Collected data entries:
********

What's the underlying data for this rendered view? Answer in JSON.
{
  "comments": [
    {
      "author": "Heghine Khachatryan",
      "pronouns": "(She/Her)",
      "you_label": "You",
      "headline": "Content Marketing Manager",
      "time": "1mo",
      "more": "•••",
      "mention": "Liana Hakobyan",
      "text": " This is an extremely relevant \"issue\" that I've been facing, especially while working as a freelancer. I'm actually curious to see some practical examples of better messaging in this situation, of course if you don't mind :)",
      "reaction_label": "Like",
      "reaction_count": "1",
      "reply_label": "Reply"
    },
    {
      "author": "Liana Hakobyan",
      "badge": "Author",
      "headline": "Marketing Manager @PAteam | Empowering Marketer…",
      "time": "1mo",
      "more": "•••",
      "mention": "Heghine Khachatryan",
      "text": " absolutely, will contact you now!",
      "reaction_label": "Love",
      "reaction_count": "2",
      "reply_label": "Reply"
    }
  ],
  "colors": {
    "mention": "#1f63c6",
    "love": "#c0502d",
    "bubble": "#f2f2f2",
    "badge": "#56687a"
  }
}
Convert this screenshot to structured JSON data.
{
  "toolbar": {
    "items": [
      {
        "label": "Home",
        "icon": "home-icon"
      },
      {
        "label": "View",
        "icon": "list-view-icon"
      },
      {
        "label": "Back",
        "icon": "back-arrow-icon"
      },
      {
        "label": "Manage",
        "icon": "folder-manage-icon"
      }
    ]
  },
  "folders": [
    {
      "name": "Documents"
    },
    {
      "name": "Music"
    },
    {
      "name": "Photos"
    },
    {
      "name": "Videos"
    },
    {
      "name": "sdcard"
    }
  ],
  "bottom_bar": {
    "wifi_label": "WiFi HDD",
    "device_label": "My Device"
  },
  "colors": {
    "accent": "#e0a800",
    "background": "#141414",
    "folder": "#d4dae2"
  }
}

********

Set problem: Extract every record and return it verbatim.

Problem solution:
What's the underlying data for this rendered view? Answer in JSON.
{
  "comments": [
    {
      "author": "Heghine Khachatryan",
      "pronouns": "(She/Her)",
      "you_label": "You",
      "headline": "Content Marketing Manager",
      "time": "1mo",
      "more": "•••",
      "mention": "Liana Hakobyan",
      "text": " This is an extremely relevant \"issue\" that I've been facing, especially while working as a freelancer. I'm actually curious to see some practical examples of better messaging in this situation, of course if you don't mind :)",
      "reaction_label": "Like",
      "reaction_count": "1",
      "reply_label": "Reply"
    },
    {
      "author": "Liana Hakobyan",
      "badge": "Author",
      "headline": "Marketing Manager @PAteam | Empowering Marketer…",
      "time": "1mo",
      "more": "•••",
      "mention": "Heghine Khachatryan",
      "text": " absolutely, will contact you now!",
      "reaction_label": "Love",
      "reaction_count": "2",
      "reply_label": "Reply"
    }
  ],
  "colors": {
    "mention": "#1f63c6",
    "love": "#c0502d",
    "bubble": "#f2f2f2",
    "badge": "#56687a"
  }
}
Convert this screenshot to structured JSON data.
{
  "toolbar": {
    "items": [
      {
        "label": "Home",
        "icon": "home-icon"
      },
      {
        "label": "View",
        "icon": "list-view-icon"
      },
      {
        "label": "Back",
        "icon": "back-arrow-icon"
      },
      {
        "label": "Manage",
        "icon": "folder-manage-icon"
      }
    ]
  },
  "folders": [
    {
      "name": "Documents"
    },
    {
      "name": "Music"
    },
    {
      "name": "Photos"
    },
    {
      "name": "Videos"
    },
    {
      "name": "sdcard"
    }
  ],
  "bottom_bar": {
    "wifi_label": "WiFi HDD",
    "device_label": "My Device"
  },
  "colors": {
    "accent": "#e0a800",
    "background": "#141414",
    "folder": "#d4dae2"
  }
}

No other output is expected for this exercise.